> GIVEN DATA

══════

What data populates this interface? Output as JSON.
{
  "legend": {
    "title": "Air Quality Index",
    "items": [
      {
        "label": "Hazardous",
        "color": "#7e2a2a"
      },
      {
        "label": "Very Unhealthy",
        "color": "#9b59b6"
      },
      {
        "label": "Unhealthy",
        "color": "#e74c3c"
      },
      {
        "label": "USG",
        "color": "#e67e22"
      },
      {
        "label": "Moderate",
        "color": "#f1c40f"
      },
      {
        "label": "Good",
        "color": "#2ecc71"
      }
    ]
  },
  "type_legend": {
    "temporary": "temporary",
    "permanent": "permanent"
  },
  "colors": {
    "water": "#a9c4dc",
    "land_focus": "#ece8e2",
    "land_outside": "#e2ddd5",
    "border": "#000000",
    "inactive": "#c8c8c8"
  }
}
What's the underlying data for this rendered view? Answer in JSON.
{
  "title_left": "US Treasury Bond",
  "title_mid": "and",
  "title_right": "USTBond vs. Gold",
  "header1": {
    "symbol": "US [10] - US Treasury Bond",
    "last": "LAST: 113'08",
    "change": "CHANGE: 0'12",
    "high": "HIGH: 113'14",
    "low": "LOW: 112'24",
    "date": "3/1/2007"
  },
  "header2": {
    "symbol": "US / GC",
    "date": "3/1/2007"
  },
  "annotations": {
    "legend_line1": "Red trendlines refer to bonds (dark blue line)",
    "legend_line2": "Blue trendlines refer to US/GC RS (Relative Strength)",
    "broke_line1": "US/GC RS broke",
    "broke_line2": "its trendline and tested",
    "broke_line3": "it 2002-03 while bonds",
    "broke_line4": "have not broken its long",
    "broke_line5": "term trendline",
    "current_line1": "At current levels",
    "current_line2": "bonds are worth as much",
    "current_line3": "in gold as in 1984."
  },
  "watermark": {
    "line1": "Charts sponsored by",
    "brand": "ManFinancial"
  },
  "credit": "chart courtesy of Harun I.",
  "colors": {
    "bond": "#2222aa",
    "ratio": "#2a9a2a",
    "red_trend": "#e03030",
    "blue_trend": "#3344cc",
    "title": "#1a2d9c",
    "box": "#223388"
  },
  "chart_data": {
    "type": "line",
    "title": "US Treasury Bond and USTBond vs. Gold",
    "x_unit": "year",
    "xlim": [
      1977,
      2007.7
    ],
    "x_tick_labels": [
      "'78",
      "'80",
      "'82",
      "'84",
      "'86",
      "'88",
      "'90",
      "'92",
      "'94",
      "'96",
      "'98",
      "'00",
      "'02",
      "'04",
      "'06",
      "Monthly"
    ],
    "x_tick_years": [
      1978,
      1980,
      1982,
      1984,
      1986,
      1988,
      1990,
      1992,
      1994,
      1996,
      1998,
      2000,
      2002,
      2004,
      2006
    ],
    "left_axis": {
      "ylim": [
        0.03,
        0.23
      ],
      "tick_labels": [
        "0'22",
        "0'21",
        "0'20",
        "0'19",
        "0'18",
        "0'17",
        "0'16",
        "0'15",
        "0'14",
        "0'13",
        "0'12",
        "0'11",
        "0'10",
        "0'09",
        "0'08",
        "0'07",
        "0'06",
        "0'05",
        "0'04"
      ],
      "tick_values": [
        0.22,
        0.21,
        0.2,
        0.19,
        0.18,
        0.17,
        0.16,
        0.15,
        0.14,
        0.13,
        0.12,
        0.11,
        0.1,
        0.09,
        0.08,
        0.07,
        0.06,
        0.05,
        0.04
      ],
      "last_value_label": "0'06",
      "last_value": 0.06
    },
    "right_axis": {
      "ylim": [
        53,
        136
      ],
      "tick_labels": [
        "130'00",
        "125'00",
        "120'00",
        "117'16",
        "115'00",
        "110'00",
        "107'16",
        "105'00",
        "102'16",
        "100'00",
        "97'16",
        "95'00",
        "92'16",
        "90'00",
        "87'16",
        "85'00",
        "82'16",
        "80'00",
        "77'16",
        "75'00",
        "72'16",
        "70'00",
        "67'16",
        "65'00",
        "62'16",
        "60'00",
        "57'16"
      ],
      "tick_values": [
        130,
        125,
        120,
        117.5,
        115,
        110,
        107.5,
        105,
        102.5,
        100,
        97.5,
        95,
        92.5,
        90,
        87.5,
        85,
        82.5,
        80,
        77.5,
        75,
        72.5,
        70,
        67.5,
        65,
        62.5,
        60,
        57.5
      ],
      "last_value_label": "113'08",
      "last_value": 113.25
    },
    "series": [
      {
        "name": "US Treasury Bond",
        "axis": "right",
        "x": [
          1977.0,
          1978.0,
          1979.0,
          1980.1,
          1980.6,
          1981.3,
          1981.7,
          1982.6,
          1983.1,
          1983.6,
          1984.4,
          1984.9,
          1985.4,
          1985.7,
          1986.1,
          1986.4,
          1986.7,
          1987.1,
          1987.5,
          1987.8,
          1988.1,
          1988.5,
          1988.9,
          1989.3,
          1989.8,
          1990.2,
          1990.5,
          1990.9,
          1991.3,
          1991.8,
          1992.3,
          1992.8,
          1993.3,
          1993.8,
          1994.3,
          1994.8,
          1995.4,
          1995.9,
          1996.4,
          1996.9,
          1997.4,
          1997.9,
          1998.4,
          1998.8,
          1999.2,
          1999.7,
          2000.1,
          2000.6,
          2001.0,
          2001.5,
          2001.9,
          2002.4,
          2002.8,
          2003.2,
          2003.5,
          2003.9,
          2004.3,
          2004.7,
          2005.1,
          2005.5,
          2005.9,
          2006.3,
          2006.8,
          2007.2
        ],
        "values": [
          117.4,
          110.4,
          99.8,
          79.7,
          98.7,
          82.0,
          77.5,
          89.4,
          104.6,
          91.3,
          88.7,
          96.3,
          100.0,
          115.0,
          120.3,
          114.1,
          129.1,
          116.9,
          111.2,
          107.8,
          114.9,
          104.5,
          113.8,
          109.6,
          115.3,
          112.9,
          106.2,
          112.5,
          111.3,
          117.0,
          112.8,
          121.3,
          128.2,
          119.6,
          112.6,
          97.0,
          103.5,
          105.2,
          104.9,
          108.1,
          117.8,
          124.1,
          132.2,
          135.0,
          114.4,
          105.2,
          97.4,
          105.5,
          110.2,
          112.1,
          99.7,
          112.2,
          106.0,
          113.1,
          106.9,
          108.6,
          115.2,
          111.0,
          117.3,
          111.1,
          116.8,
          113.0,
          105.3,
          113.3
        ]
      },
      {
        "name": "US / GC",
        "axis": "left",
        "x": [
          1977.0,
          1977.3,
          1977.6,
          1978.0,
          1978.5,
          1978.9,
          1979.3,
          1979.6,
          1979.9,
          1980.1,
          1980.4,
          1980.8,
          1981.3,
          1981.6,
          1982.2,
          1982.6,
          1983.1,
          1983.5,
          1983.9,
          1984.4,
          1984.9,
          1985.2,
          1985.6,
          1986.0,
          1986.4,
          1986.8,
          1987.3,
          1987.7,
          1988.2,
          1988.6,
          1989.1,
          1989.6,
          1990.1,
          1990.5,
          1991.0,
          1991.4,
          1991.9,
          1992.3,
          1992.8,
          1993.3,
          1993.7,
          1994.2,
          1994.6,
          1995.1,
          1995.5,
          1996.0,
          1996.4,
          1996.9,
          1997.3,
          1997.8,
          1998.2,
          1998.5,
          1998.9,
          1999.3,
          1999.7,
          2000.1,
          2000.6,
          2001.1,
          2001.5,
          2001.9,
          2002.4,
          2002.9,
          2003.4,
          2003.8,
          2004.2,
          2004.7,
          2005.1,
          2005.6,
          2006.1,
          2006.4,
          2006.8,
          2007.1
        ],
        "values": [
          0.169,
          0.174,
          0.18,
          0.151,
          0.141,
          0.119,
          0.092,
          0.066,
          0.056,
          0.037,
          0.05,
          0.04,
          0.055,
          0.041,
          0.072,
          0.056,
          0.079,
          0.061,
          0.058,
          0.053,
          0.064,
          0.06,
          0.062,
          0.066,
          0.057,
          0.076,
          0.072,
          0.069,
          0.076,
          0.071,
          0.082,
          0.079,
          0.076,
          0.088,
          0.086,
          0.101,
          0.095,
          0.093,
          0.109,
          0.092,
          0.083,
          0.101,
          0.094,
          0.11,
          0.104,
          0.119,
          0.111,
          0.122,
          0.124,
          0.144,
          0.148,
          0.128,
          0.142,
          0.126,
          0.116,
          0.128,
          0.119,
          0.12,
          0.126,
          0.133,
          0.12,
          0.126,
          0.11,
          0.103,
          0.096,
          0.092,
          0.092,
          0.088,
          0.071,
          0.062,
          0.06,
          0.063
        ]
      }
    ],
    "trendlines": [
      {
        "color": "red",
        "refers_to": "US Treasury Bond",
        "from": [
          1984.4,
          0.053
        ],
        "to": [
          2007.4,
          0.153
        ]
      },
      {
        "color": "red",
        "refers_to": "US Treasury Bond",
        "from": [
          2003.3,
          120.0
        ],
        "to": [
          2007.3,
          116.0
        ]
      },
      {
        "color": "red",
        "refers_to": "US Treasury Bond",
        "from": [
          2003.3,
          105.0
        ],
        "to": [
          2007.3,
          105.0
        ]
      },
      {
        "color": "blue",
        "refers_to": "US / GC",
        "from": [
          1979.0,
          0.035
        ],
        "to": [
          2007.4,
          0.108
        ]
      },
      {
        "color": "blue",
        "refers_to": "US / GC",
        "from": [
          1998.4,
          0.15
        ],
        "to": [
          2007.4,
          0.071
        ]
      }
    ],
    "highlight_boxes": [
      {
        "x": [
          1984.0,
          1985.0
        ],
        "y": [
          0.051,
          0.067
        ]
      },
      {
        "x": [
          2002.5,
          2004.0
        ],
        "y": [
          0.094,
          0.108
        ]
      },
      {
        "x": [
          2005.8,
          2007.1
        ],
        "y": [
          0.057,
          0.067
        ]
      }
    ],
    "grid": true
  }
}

══════

Gather from the data above every line with the string "JSON".

What data populates this interface? Output as JSON.
What's the underlying data for this rendered view? Answer in JSON.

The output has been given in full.